(EXTRACTED RECORDS)
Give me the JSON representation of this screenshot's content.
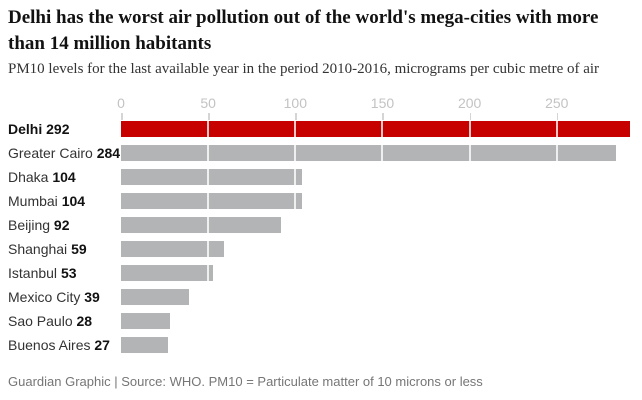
{
  "header": {
    "title": "Delhi has the worst air pollution out of the world's mega-cities with more than 14 million habitants",
    "subtitle": "PM10 levels for the last available year in the period 2010-2016, micrograms per cubic metre of air"
  },
  "footer": {
    "source": "Guardian Graphic | Source: WHO. PM10 = Particulate matter of 10 microns or less"
  },
  "chart_data": {
    "type": "bar",
    "orientation": "horizontal",
    "title": "Delhi has the worst air pollution out of the world's mega-cities with more than 14 million habitants",
    "subtitle": "PM10 levels for the last available year in the period 2010-2016, micrograms per cubic metre of air",
    "categories": [
      "Delhi",
      "Greater Cairo",
      "Dhaka",
      "Mumbai",
      "Beijing",
      "Shanghai",
      "Istanbul",
      "Mexico City",
      "Sao Paulo",
      "Buenos Aires"
    ],
    "values": [
      292,
      284,
      104,
      104,
      92,
      59,
      53,
      39,
      28,
      27
    ],
    "highlight_category": "Delhi",
    "xlabel": "",
    "ylabel": "",
    "xlim": [
      0,
      292
    ],
    "xticks": [
      0,
      50,
      100,
      150,
      200,
      250
    ],
    "grid": "white vertical gridlines over bars at each tick",
    "legend": "none",
    "value_labels": "inline after category name, bold",
    "colors": {
      "highlight_bar": "#c70000",
      "bar": "#b3b4b6",
      "title_text": "#121212",
      "subtitle_text": "#333333",
      "axis_tick_text": "#c3c3c3",
      "source_text": "#767676"
    }
  }
}
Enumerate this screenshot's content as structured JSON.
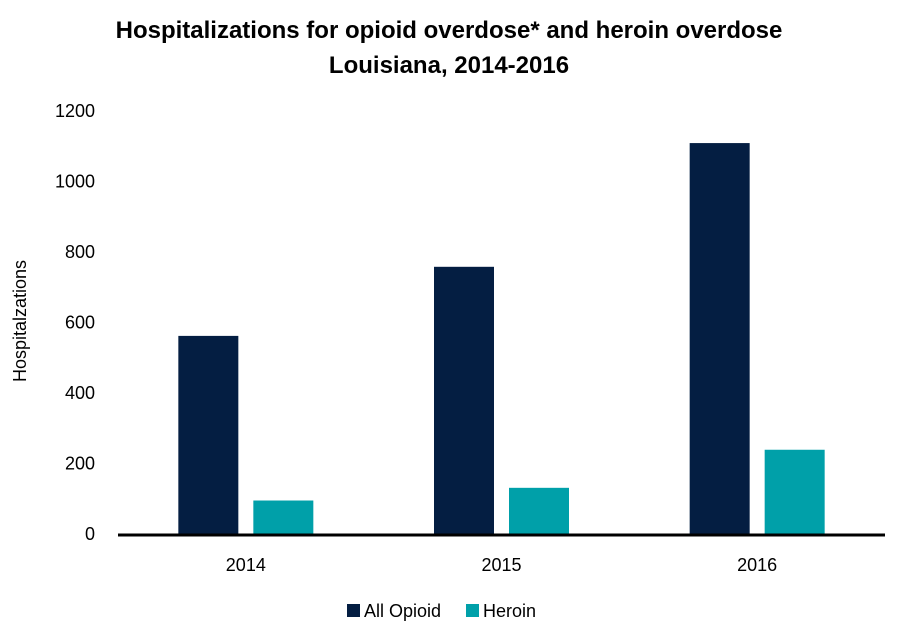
{
  "chart_data": {
    "type": "bar",
    "title_line1": "Hospitalizations for opioid overdose* and heroin overdose",
    "title_line2": "Louisiana, 2014-2016",
    "xlabel": "",
    "ylabel": "Hospitalzations",
    "categories": [
      "2014",
      "2015",
      "2016"
    ],
    "series": [
      {
        "name": "All Opioid",
        "values": [
          562,
          758,
          1109
        ],
        "color": "#041e42"
      },
      {
        "name": "Heroin",
        "values": [
          95,
          131,
          239
        ],
        "color": "#00a0a9"
      }
    ],
    "ylim": [
      0,
      1200
    ],
    "yticks": [
      "0",
      "200",
      "400",
      "600",
      "800",
      "1000",
      "1200"
    ],
    "grid": false,
    "legend_position": "bottom"
  }
}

(WHAT THE TASK REQUIRES) Filter lines by "micrograms" and return each hit.

(RESPONSE)
    "subtitle": "PM10 levels for the last available year in the period 2010-2016, micrograms per cubic metre of air"
    "subtitle": "PM10 levels for the last available year in the period 2010-2016, micrograms per cubic metre of air",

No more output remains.